[Written request]:
Without changing a character, return the entries, but not the images they hold.

[Input]:
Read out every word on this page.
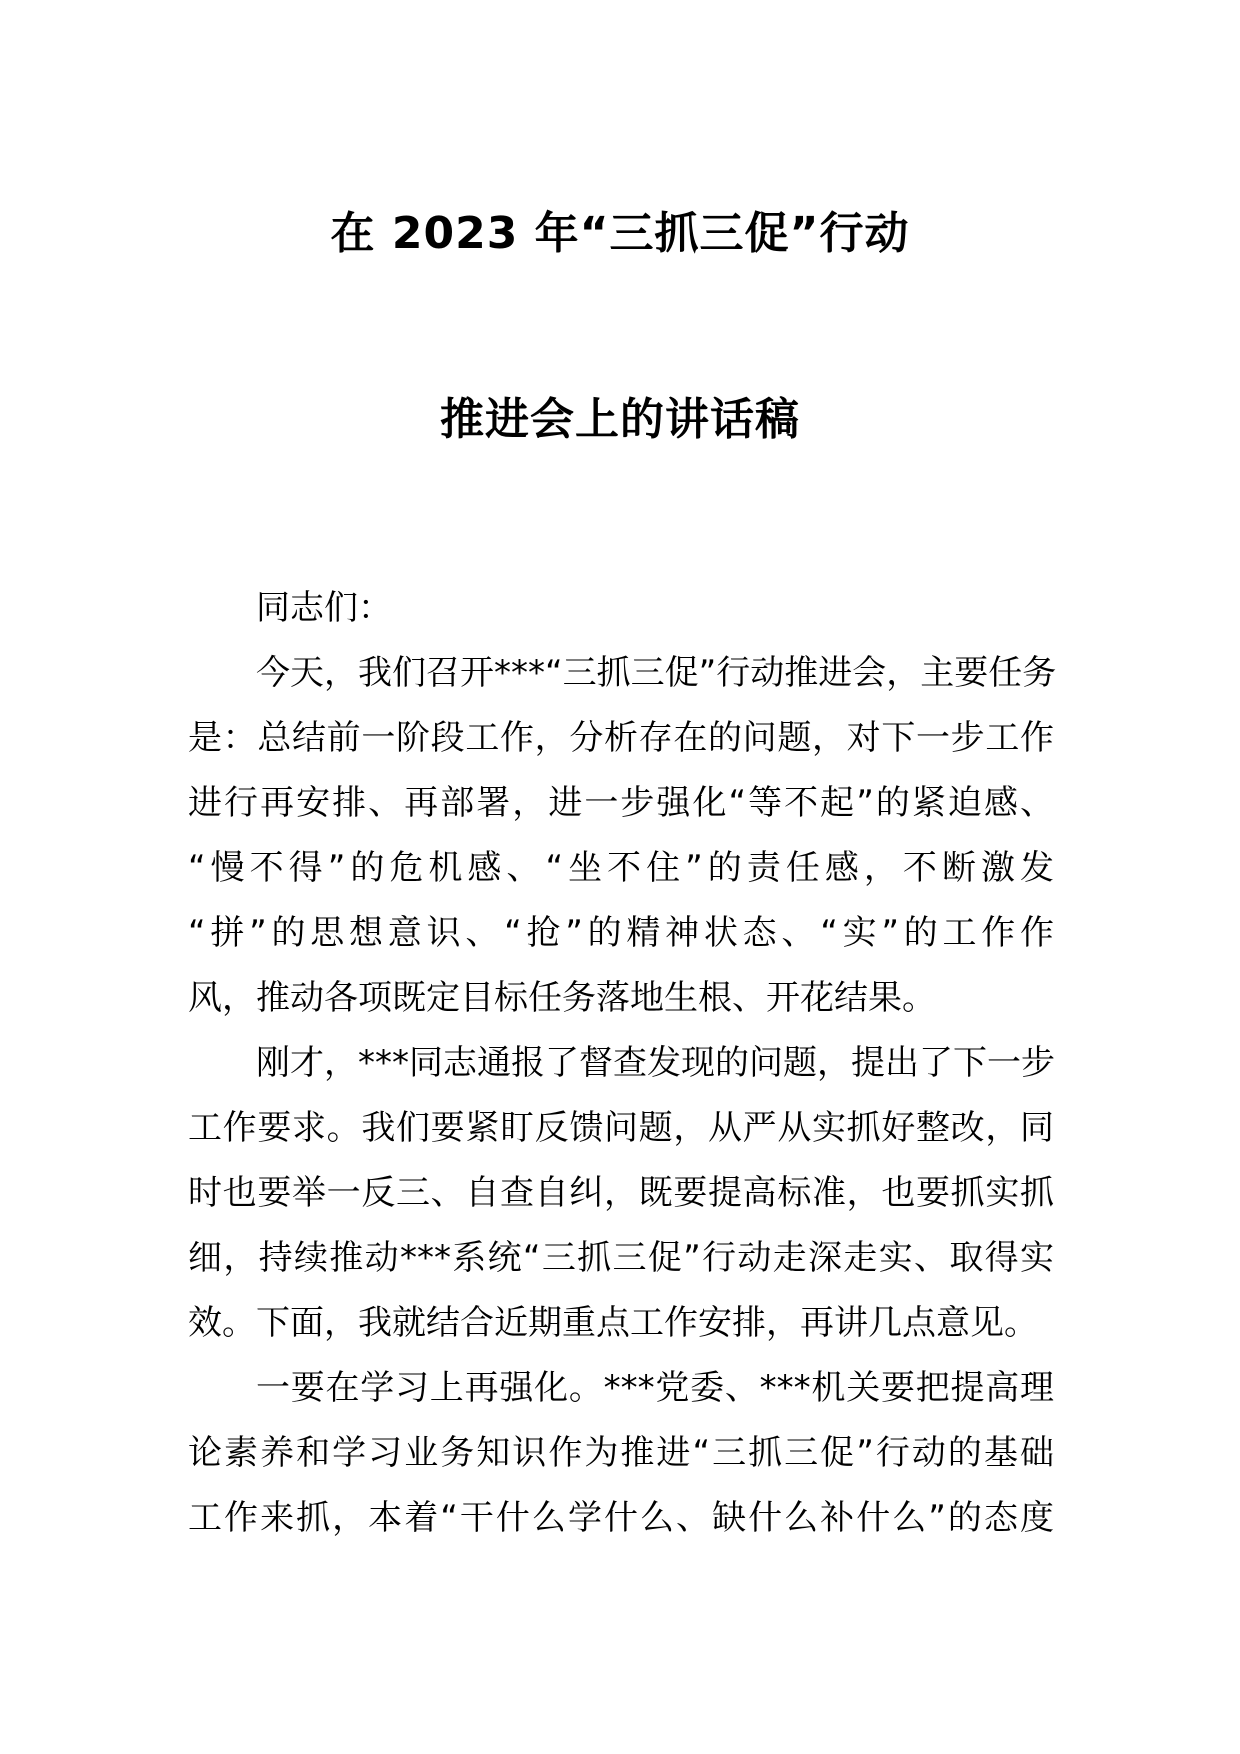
在 2023 年“三抓三促”行动
推进会上的讲话稿
同志们：
今天，我们召开***“三抓三促”行动推进会，主要任务
是：总结前一阶段工作，分析存在的问题，对下一步工作
进行再安排、再部署，进一步强化“等不起”的紧迫感、
“慢不得”的危机感、“坐不住”的责任感，不断激发
“拼”的思想意识、“抢”的精神状态、“实”的工作作
风，推动各项既定目标任务落地生根、开花结果。
刚才，***同志通报了督查发现的问题，提出了下一步
工作要求。我们要紧盯反馈问题，从严从实抓好整改，同
时也要举一反三、自查自纠，既要提高标准，也要抓实抓
细，持续推动***系统“三抓三促”行动走深走实、取得实
效。下面，我就结合近期重点工作安排，再讲几点意见。
一要在学习上再强化。***党委、***机关要把提高理
论素养和学习业务知识作为推进“三抓三促”行动的基础
工作来抓，本着“干什么学什么、缺什么补什么”的态度
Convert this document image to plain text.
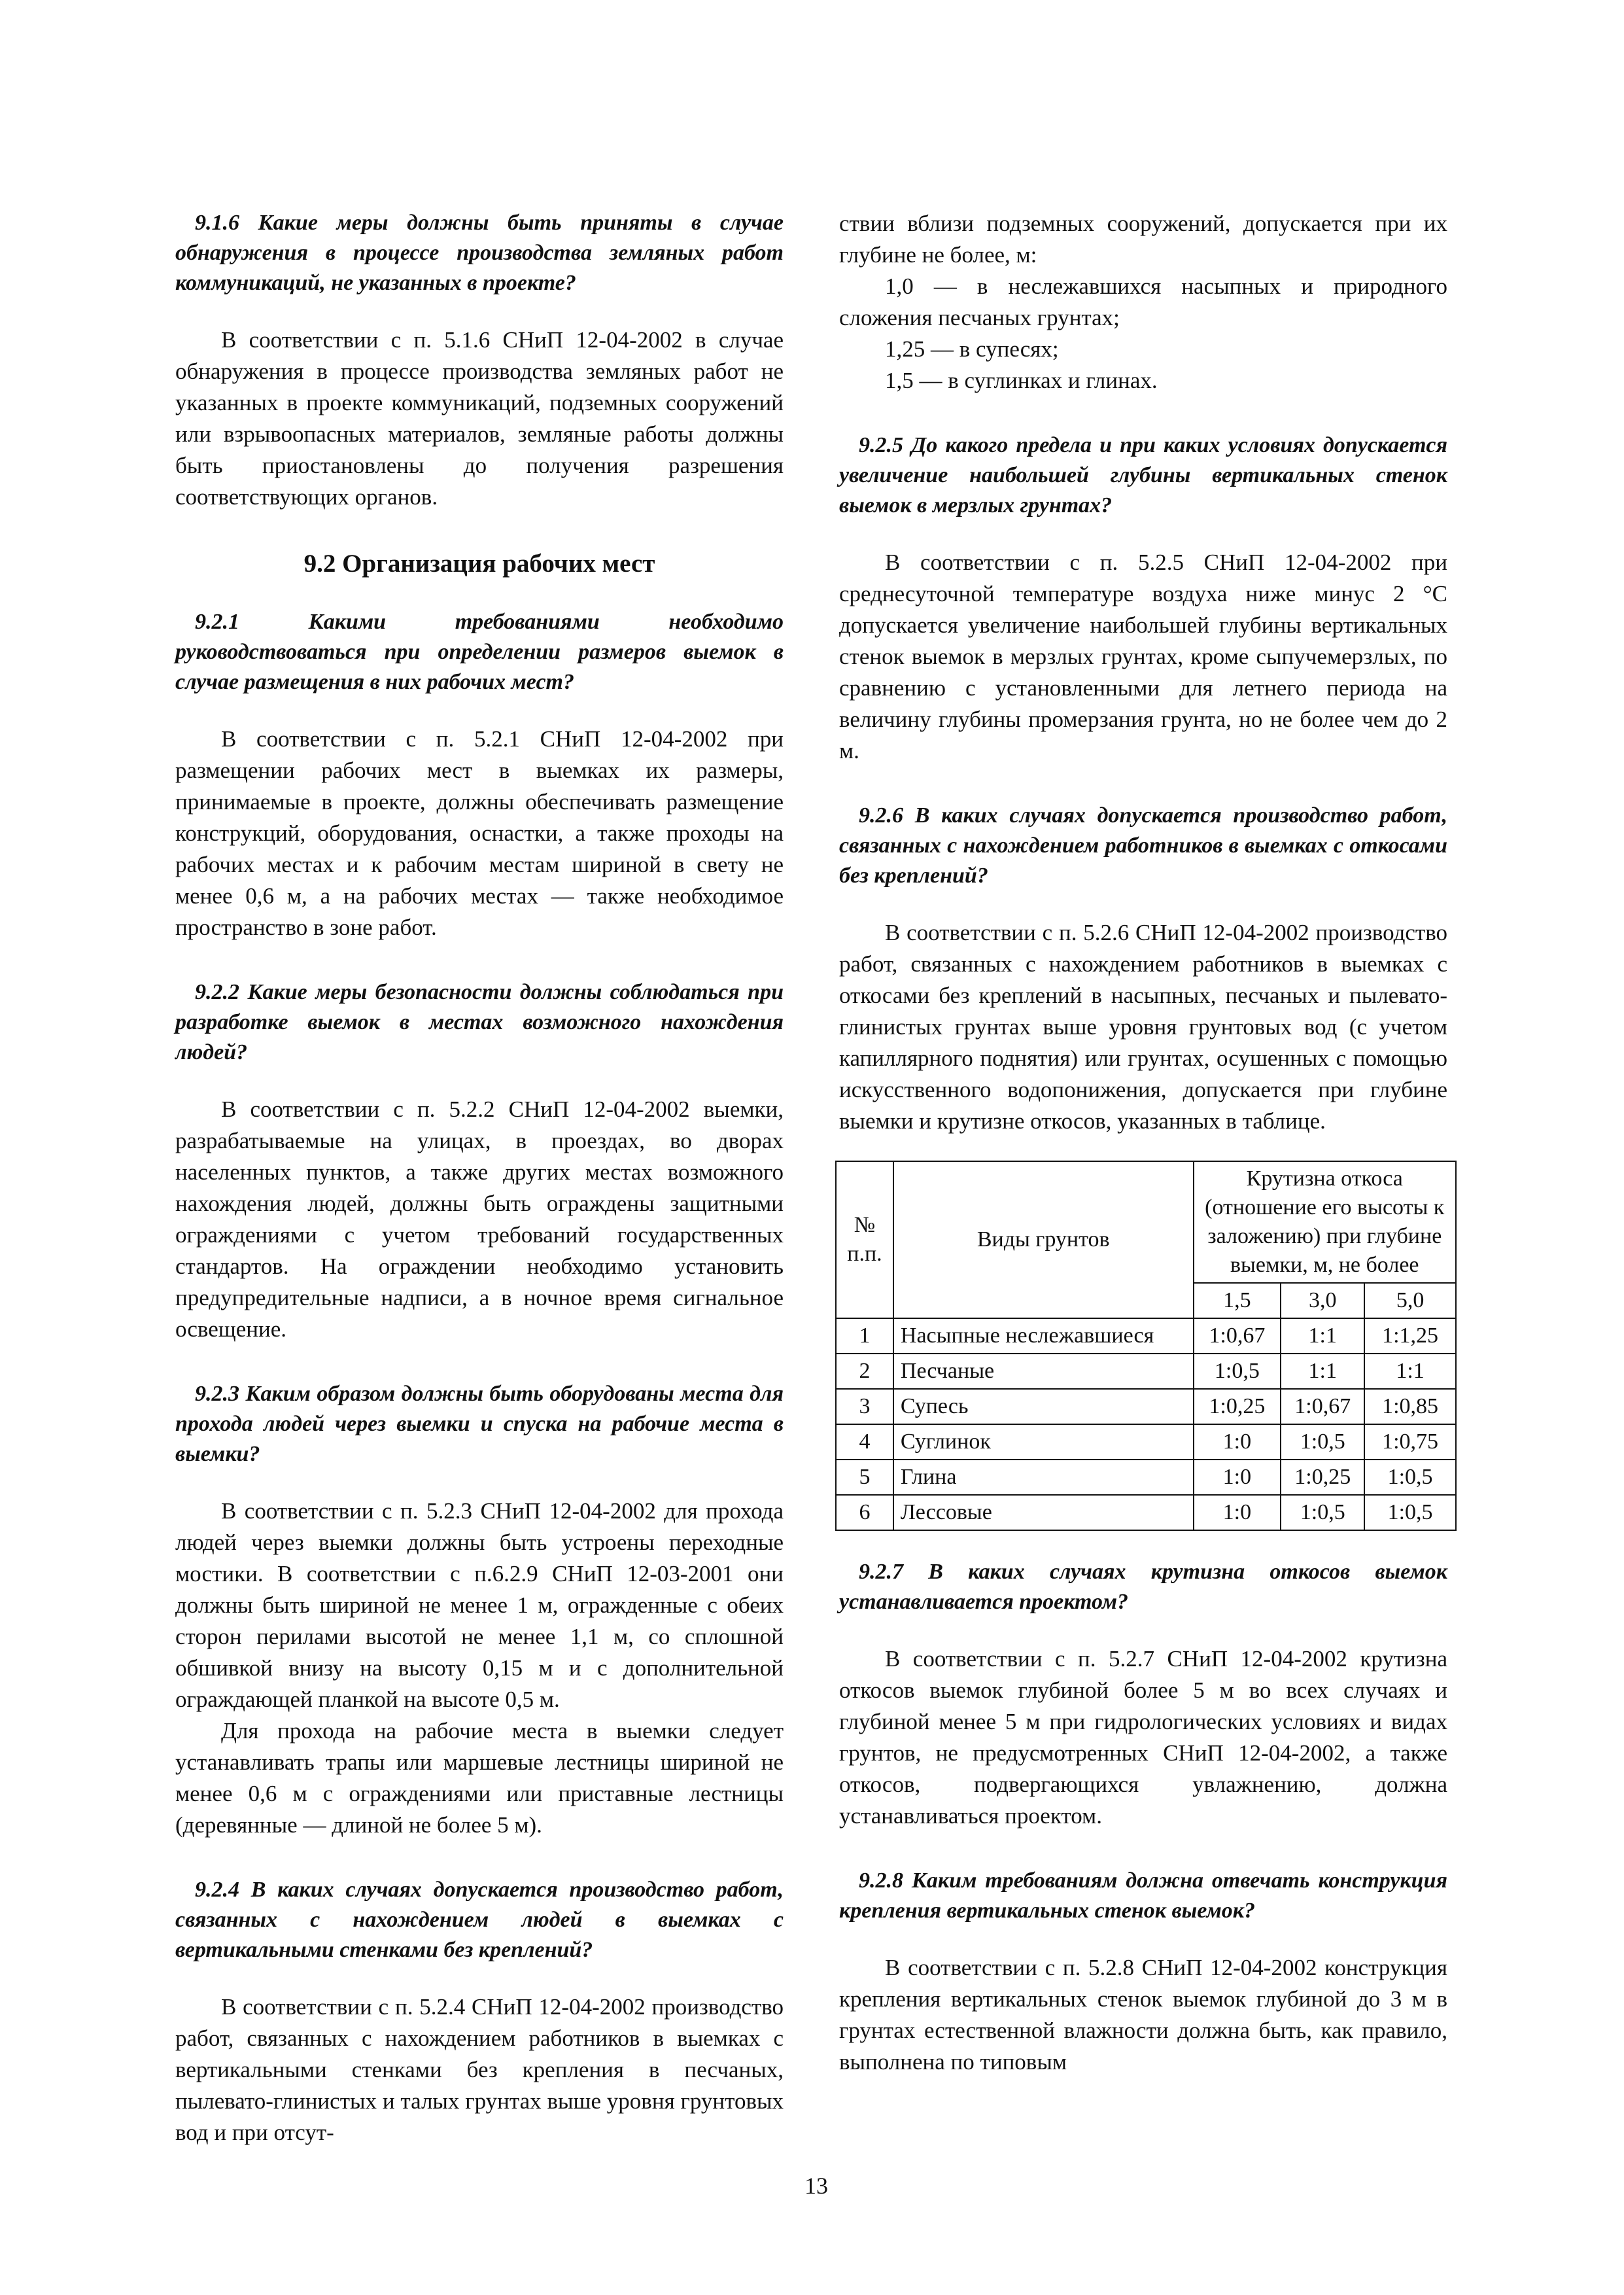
9.1.6 Какие меры должны быть приняты в случае обнаружения в процессе производства земляных работ коммуникаций, не указанных в проекте?

В соответствии с п. 5.1.6 СНиП 12-04-2002 в случае обнаружения в процессе производства земляных работ не указанных в проекте коммуникаций, подземных сооружений или взрывоопасных материалов, земляные работы должны быть приостановлены до получения разрешения соответствующих органов.

9.2 Организация рабочих мест

9.2.1 Какими требованиями необходимо руководствоваться при определении размеров выемок в случае размещения в них рабочих мест?

В соответствии с п. 5.2.1 СНиП 12-04-2002 при размещении рабочих мест в выемках их размеры, принимаемые в проекте, должны обеспечивать размещение конструкций, оборудования, оснастки, а также проходы на рабочих местах и к рабочим местам шириной в свету не менее 0,6 м, а на рабочих местах — также необходимое пространство в зоне работ.

9.2.2 Какие меры безопасности должны соблюдаться при разработке выемок в местах возможного нахождения людей?

В соответствии с п. 5.2.2 СНиП 12-04-2002 выемки, разрабатываемые на улицах, в проездах, во дворах населенных пунктов, а также других местах возможного нахождения людей, должны быть ограждены защитными ограждениями с учетом требований государственных стандартов. На ограждении необходимо установить предупредительные надписи, а в ночное время сигнальное освещение.

9.2.3 Каким образом должны быть оборудованы места для прохода людей через выемки и спуска на рабочие места в выемки?

В соответствии с п. 5.2.3 СНиП 12-04-2002 для прохода людей через выемки должны быть устроены переходные мостики. В соответствии с п.6.2.9 СНиП 12-03-2001 они должны быть шириной не менее 1 м, огражденные с обеих сторон перилами высотой не менее 1,1 м, со сплошной обшивкой внизу на высоту 0,15 м и с дополнительной ограждающей планкой на высоте 0,5 м.

Для прохода на рабочие места в выемки следует устанавливать трапы или маршевые лестницы шириной не менее 0,6 м с ограждениями или приставные лестницы (деревянные — длиной не более 5 м).

9.2.4 В каких случаях допускается производство работ, связанных с нахождением людей в выемках с вертикальными стенками без креплений?

В соответствии с п. 5.2.4 СНиП 12-04-2002 производство работ, связанных с нахождением работников в выемках с вертикальными стенками без крепления в песчаных, пылевато-глинистых и талых грунтах выше уровня грунтовых вод и при отсут-

ствии вблизи подземных сооружений, допускается при их глубине не более, м:

1,0 — в неслежавшихся насыпных и природного сложения песчаных грунтах;

1,25 — в супесях;

1,5 — в суглинках и глинах.

9.2.5 До какого предела и при каких условиях допускается увеличение наибольшей глубины вертикальных стенок выемок в мерзлых грунтах?

В соответствии с п. 5.2.5 СНиП 12-04-2002 при среднесуточной температуре воздуха ниже минус 2 °С допускается увеличение наибольшей глубины вертикальных стенок выемок в мерзлых грунтах, кроме сыпучемерзлых, по сравнению с установленными для летнего периода на величину глубины промерзания грунта, но не более чем до 2 м.

9.2.6 В каких случаях допускается производство работ, связанных с нахождением работников в выемках с откосами без креплений?

В соответствии с п. 5.2.6 СНиП 12-04-2002 производство работ, связанных с нахождением работников в выемках с откосами без креплений в насыпных, песчаных и пылевато-глинистых грунтах выше уровня грунтовых вод (с учетом капиллярного поднятия) или грунтах, осушенных с помощью искусственного водопонижения, допускается при глубине выемки и крутизне откосов, указанных в таблице.

№ п.п.	Виды грунтов	Крутизна откоса (отношение его высоты к заложению) при глубине выемки, м, не более		
		1,5	3,0	5,0
1	Насыпные неслежавшиеся	1:0,67	1:1	1:1,25
2	Песчаные	1:0,5	1:1	1:1
3	Супесь	1:0,25	1:0,67	1:0,85
4	Суглинок	1:0	1:0,5	1:0,75
5	Глина	1:0	1:0,25	1:0,5
6	Лессовые	1:0	1:0,5	1:0,5

9.2.7 В каких случаях крутизна откосов выемок устанавливается проектом?

В соответствии с п. 5.2.7 СНиП 12-04-2002 крутизна откосов выемок глубиной более 5 м во всех случаях и глубиной менее 5 м при гидрологических условиях и видах грунтов, не предусмотренных СНиП 12-04-2002, а также откосов, подвергающихся увлажнению, должна устанавливаться проектом.

9.2.8 Каким требованиям должна отвечать конструкция крепления вертикальных стенок выемок?

В соответствии с п. 5.2.8 СНиП 12-04-2002 конструкция крепления вертикальных стенок выемок глубиной до 3 м в грунтах естественной влажности должна быть, как правило, выполнена по типовым

13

[Reply to the exercise]:
Read out every word on this page.
在 2023 年“三抓三促”行动
推进会上的讲话稿
同志们：
今天，我们召开***“三抓三促”行动推进会，主要任务
是：总结前一阶段工作，分析存在的问题，对下一步工作
进行再安排、再部署，进一步强化“等不起”的紧迫感、
“慢不得”的危机感、“坐不住”的责任感，不断激发
“拼”的思想意识、“抢”的精神状态、“实”的工作作
风，推动各项既定目标任务落地生根、开花结果。
刚才，***同志通报了督查发现的问题，提出了下一步
工作要求。我们要紧盯反馈问题，从严从实抓好整改，同
时也要举一反三、自查自纠，既要提高标准，也要抓实抓
细，持续推动***系统“三抓三促”行动走深走实、取得实
效。下面，我就结合近期重点工作安排，再讲几点意见。
一要在学习上再强化。***党委、***机关要把提高理
论素养和学习业务知识作为推进“三抓三促”行动的基础
工作来抓，本着“干什么学什么、缺什么补什么”的态度
Convert this document image to plain text.
9.1.6 Какие меры должны быть приняты в случае обнаружения в процессе производства земляных работ коммуникаций, не указанных в проекте?

В соответствии с п. 5.1.6 СНиП 12-04-2002 в случае обнаружения в процессе производства земляных работ не указанных в проекте коммуникаций, подземных сооружений или взрывоопасных материалов, земляные работы должны быть приостановлены до получения разрешения соответствующих органов.

9.2 Организация рабочих мест

9.2.1 Какими требованиями необходимо руководствоваться при определении размеров выемок в случае размещения в них рабочих мест?

В соответствии с п. 5.2.1 СНиП 12-04-2002 при размещении рабочих мест в выемках их размеры, принимаемые в проекте, должны обеспечивать размещение конструкций, оборудования, оснастки, а также проходы на рабочих местах и к рабочим местам шириной в свету не менее 0,6 м, а на рабочих местах — также необходимое пространство в зоне работ.

9.2.2 Какие меры безопасности должны соблюдаться при разработке выемок в местах возможного нахождения людей?

В соответствии с п. 5.2.2 СНиП 12-04-2002 выемки, разрабатываемые на улицах, в проездах, во дворах населенных пунктов, а также других местах возможного нахождения людей, должны быть ограждены защитными ограждениями с учетом требований государственных стандартов. На ограждении необходимо установить предупредительные надписи, а в ночное время сигнальное освещение.

9.2.3 Каким образом должны быть оборудованы места для прохода людей через выемки и спуска на рабочие места в выемки?

В соответствии с п. 5.2.3 СНиП 12-04-2002 для прохода людей через выемки должны быть устроены переходные мостики. В соответствии с п.6.2.9 СНиП 12-03-2001 они должны быть шириной не менее 1 м, огражденные с обеих сторон перилами высотой не менее 1,1 м, со сплошной обшивкой внизу на высоту 0,15 м и с дополнительной ограждающей планкой на высоте 0,5 м.

Для прохода на рабочие места в выемки следует устанавливать трапы или маршевые лестницы шириной не менее 0,6 м с ограждениями или приставные лестницы (деревянные — длиной не более 5 м).

9.2.4 В каких случаях допускается производство работ, связанных с нахождением людей в выемках с вертикальными стенками без креплений?

В соответствии с п. 5.2.4 СНиП 12-04-2002 производство работ, связанных с нахождением работников в выемках с вертикальными стенками без крепления в песчаных, пылевато-глинистых и талых грунтах выше уровня грунтовых вод и при отсут-

ствии вблизи подземных сооружений, допускается при их глубине не более, м:

1,0 — в неслежавшихся насыпных и природного сложения песчаных грунтах;

1,25 — в супесях;

1,5 — в суглинках и глинах.

9.2.5 До какого предела и при каких условиях допускается увеличение наибольшей глубины вертикальных стенок выемок в мерзлых грунтах?

В соответствии с п. 5.2.5 СНиП 12-04-2002 при среднесуточной температуре воздуха ниже минус 2 °С допускается увеличение наибольшей глубины вертикальных стенок выемок в мерзлых грунтах, кроме сыпучемерзлых, по сравнению с установленными для летнего периода на величину глубины промерзания грунта, но не более чем до 2 м.

9.2.6 В каких случаях допускается производство работ, связанных с нахождением работников в выемках с откосами без креплений?

В соответствии с п. 5.2.6 СНиП 12-04-2002 производство работ, связанных с нахождением работников в выемках с откосами без креплений в насыпных, песчаных и пылевато-глинистых грунтах выше уровня грунтовых вод (с учетом капиллярного поднятия) или грунтах, осушенных с помощью искусственного водопонижения, допускается при глубине выемки и крутизне откосов, указанных в таблице.

№ п.п.	Виды грунтов	Крутизна откоса (отношение его высоты к заложению) при глубине выемки, м, не более		
		1,5	3,0	5,0
1	Насыпные неслежавшиеся	1:0,67	1:1	1:1,25
2	Песчаные	1:0,5	1:1	1:1
3	Супесь	1:0,25	1:0,67	1:0,85
4	Суглинок	1:0	1:0,5	1:0,75
5	Глина	1:0	1:0,25	1:0,5
6	Лессовые	1:0	1:0,5	1:0,5

9.2.7 В каких случаях крутизна откосов выемок устанавливается проектом?

В соответствии с п. 5.2.7 СНиП 12-04-2002 крутизна откосов выемок глубиной более 5 м во всех случаях и глубиной менее 5 м при гидрологических условиях и видах грунтов, не предусмотренных СНиП 12-04-2002, а также откосов, подвергающихся увлажнению, должна устанавливаться проектом.

9.2.8 Каким требованиям должна отвечать конструкция крепления вертикальных стенок выемок?

В соответствии с п. 5.2.8 СНиП 12-04-2002 конструкция крепления вертикальных стенок выемок глубиной до 3 м в грунтах естественной влажности должна быть, как правило, выполнена по типовым

13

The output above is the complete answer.